Task details
Pick out each line with the word "Windows" from the material that follows.

Data for this exercise
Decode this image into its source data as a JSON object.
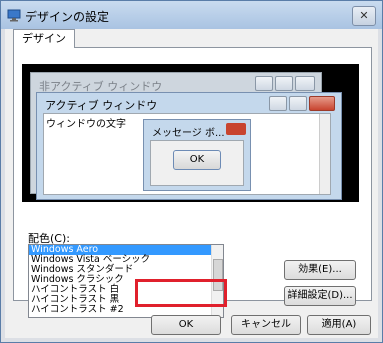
{
  "window": {
    "title": "デザインの設定",
    "close_glyph": "✕"
  },
  "tab": {
    "label": "デザイン"
  },
  "preview": {
    "inactive_title": "非アクティブ ウィンドウ",
    "active_title": "アクティブ ウィンドウ",
    "window_text": "ウィンドウの文字",
    "message_title": "メッセージ ボ...",
    "message_ok": "OK"
  },
  "color_scheme": {
    "label": "配色(C):",
    "items": [
      "Windows Aero",
      "Windows Vista ベーシック",
      "Windows スタンダード",
      "Windows クラシック",
      "ハイコントラスト 白",
      "ハイコントラスト 黒",
      "ハイコントラスト #2"
    ],
    "selected_index": 0
  },
  "buttons": {
    "effects": "効果(E)...",
    "advanced": "詳細設定(D)...",
    "ok": "OK",
    "cancel": "キャンセル",
    "apply": "適用(A)"
  },
  "colors": {
    "highlight": "#e0202c",
    "selection": "#3399ff"
  }
}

Finished exercise
      "Windows Aero",
      "Windows Vista ベーシック",
      "Windows スタンダード",
      "Windows クラシック",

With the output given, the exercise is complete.